Stated problem: Repeat every line exactly, keeping the pictures out of the copy.

Record list:
-=-=-=-=-

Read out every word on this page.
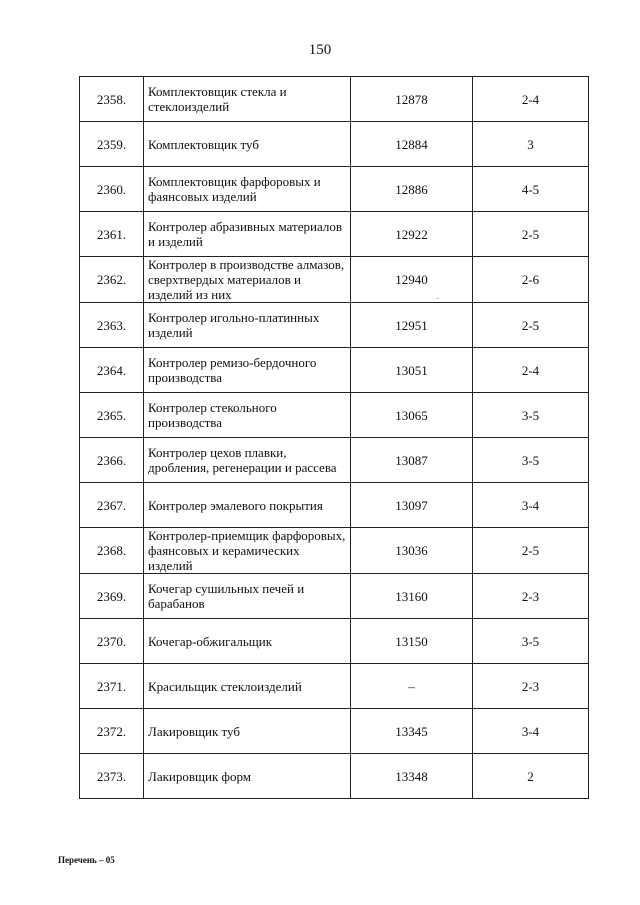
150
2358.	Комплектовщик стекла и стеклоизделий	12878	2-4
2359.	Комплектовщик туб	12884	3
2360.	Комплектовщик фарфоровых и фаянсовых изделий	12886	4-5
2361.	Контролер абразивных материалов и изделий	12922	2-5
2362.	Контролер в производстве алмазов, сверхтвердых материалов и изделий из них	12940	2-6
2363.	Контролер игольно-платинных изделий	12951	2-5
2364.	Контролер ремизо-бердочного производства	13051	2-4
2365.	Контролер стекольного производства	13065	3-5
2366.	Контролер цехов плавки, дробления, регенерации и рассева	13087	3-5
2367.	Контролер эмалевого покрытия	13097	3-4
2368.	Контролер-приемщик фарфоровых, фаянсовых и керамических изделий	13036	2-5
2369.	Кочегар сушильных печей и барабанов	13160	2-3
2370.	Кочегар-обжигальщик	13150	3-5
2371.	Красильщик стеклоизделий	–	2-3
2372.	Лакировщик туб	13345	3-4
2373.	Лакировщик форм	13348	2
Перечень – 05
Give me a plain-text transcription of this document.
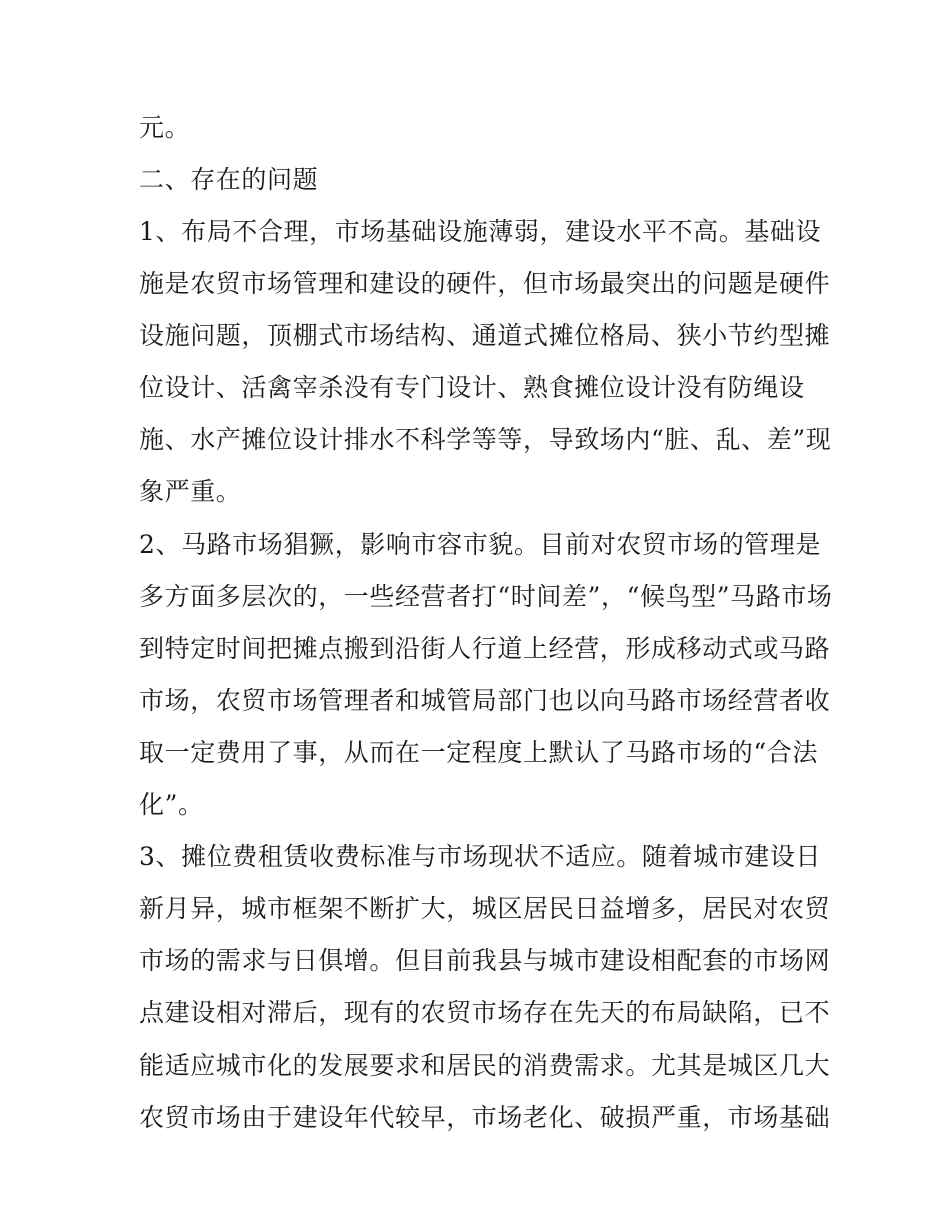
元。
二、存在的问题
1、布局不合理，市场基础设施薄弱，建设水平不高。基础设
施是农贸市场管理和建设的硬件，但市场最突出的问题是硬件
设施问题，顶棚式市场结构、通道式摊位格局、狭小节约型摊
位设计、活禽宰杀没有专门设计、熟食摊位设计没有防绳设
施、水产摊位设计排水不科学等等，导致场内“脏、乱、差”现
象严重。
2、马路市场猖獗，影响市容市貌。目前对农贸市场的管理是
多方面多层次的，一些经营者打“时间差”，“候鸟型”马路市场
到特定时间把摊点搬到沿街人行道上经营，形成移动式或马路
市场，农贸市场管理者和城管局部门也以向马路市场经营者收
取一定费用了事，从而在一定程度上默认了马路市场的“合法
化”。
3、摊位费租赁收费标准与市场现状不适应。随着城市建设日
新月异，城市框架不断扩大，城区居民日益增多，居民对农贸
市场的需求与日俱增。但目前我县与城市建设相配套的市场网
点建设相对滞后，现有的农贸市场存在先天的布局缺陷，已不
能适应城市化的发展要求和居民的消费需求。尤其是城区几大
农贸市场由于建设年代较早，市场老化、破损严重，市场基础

-=-=-=-=-

Output below:
Read out every word on this page.
150
2358.	Комплектовщик стекла и стеклоизделий	12878	2-4
2359.	Комплектовщик туб	12884	3
2360.	Комплектовщик фарфоровых и фаянсовых изделий	12886	4-5
2361.	Контролер абразивных материалов и изделий	12922	2-5
2362.	Контролер в производстве алмазов, сверхтвердых материалов и изделий из них	12940	2-6
2363.	Контролер игольно-платинных изделий	12951	2-5
2364.	Контролер ремизо-бердочного производства	13051	2-4
2365.	Контролер стекольного производства	13065	3-5
2366.	Контролер цехов плавки, дробления, регенерации и рассева	13087	3-5
2367.	Контролер эмалевого покрытия	13097	3-4
2368.	Контролер-приемщик фарфоровых, фаянсовых и керамических изделий	13036	2-5
2369.	Кочегар сушильных печей и барабанов	13160	2-3
2370.	Кочегар-обжигальщик	13150	3-5
2371.	Красильщик стеклоизделий	–	2-3
2372.	Лакировщик туб	13345	3-4
2373.	Лакировщик форм	13348	2
Перечень – 05
Give me a plain-text transcription of this document.
元。
二、存在的问题
1、布局不合理，市场基础设施薄弱，建设水平不高。基础设
施是农贸市场管理和建设的硬件，但市场最突出的问题是硬件
设施问题，顶棚式市场结构、通道式摊位格局、狭小节约型摊
位设计、活禽宰杀没有专门设计、熟食摊位设计没有防绳设
施、水产摊位设计排水不科学等等，导致场内“脏、乱、差”现
象严重。
2、马路市场猖獗，影响市容市貌。目前对农贸市场的管理是
多方面多层次的，一些经营者打“时间差”，“候鸟型”马路市场
到特定时间把摊点搬到沿街人行道上经营，形成移动式或马路
市场，农贸市场管理者和城管局部门也以向马路市场经营者收
取一定费用了事，从而在一定程度上默认了马路市场的“合法
化”。
3、摊位费租赁收费标准与市场现状不适应。随着城市建设日
新月异，城市框架不断扩大，城区居民日益增多，居民对农贸
市场的需求与日俱增。但目前我县与城市建设相配套的市场网
点建设相对滞后，现有的农贸市场存在先天的布局缺陷，已不
能适应城市化的发展要求和居民的消费需求。尤其是城区几大
农贸市场由于建设年代较早，市场老化、破损严重，市场基础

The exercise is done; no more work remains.